▸ **Task prompt**: Find the lines that hold the word "http" and return them.

[Data records]
++++++
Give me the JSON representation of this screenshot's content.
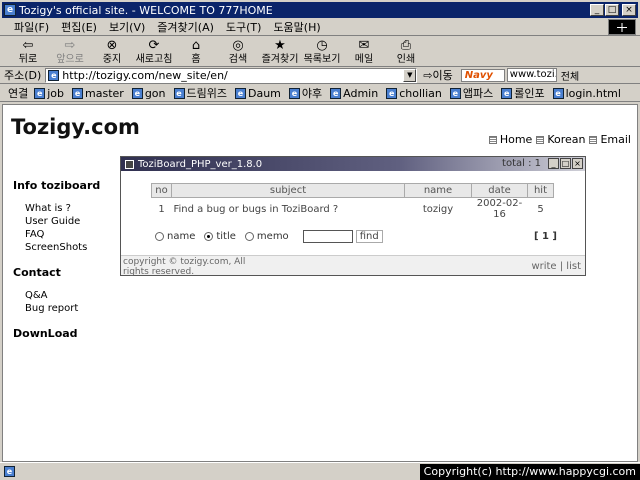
{
  "window": {
    "title": "Tozigy's official site. - WELCOME TO 777HOME",
    "controls": [
      "_",
      "□",
      "×"
    ]
  },
  "menu": [
    "파일(F)",
    "편집(E)",
    "보기(V)",
    "즐겨찾기(A)",
    "도구(T)",
    "도움말(H)"
  ],
  "toolbar": [
    {
      "label": "뒤로",
      "icon": "back-arrow-icon",
      "glyph": "⇦",
      "disabled": false
    },
    {
      "label": "앞으로",
      "icon": "forward-arrow-icon",
      "glyph": "⇨",
      "disabled": true
    },
    {
      "label": "중지",
      "icon": "stop-icon",
      "glyph": "⊗",
      "disabled": false
    },
    {
      "label": "새로고침",
      "icon": "refresh-icon",
      "glyph": "⟳",
      "disabled": false
    },
    {
      "label": "홈",
      "icon": "home-icon",
      "glyph": "⌂",
      "disabled": false
    },
    {
      "label": "검색",
      "icon": "search-icon",
      "glyph": "◎",
      "disabled": false
    },
    {
      "label": "즐겨찾기",
      "icon": "favorites-icon",
      "glyph": "★",
      "disabled": false
    },
    {
      "label": "목록보기",
      "icon": "history-icon",
      "glyph": "◷",
      "disabled": false
    },
    {
      "label": "메일",
      "icon": "mail-icon",
      "glyph": "✉",
      "disabled": false
    },
    {
      "label": "인쇄",
      "icon": "print-icon",
      "glyph": "⎙",
      "disabled": false
    }
  ],
  "address": {
    "label": "주소(D)",
    "url": "http://tozigy.com/new_site/en/",
    "go": "이동",
    "navy_brand": "Navy",
    "navy_field": "www.tozi..",
    "navy_all": "전체"
  },
  "links": {
    "label": "연결",
    "items": [
      "job",
      "master",
      "gon",
      "드림위즈",
      "Daum",
      "야후",
      "Admin",
      "chollian",
      "앱파스",
      "롤인포",
      "login.html"
    ]
  },
  "page": {
    "logo": "Tozigy.com",
    "topnav": [
      "Home",
      "Korean",
      "Email"
    ],
    "sidebar": {
      "info_heading": "Info toziboard",
      "info_links": [
        "What is ?",
        "User Guide",
        "FAQ",
        "ScreenShots"
      ],
      "contact_heading": "Contact",
      "contact_links": [
        "Q&A",
        "Bug report"
      ],
      "download_heading": "DownLoad"
    },
    "board": {
      "title": "ToziBoard_PHP_ver_1.8.0",
      "total": "total : 1",
      "columns": [
        "no",
        "subject",
        "name",
        "date",
        "hit"
      ],
      "rows": [
        {
          "no": "1",
          "subject": "Find a bug or bugs in ToziBoard ?",
          "name": "tozigy",
          "date": "2002-02-16",
          "hit": "5"
        }
      ],
      "search_options": [
        "name",
        "title",
        "memo"
      ],
      "search_selected": "title",
      "find": "find",
      "pages": "[ 1 ]",
      "copyright": "copyright © tozigy.com, All rights reserved.",
      "actions": "write | list"
    }
  },
  "status": {
    "copyright": "Copyright(c) http://www.happycgi.com"
  }
}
++++++
▸ **Task answer**:
    "url": "http://tozigy.com/new_site/en/",
    "copyright": "Copyright(c) http://www.happycgi.com"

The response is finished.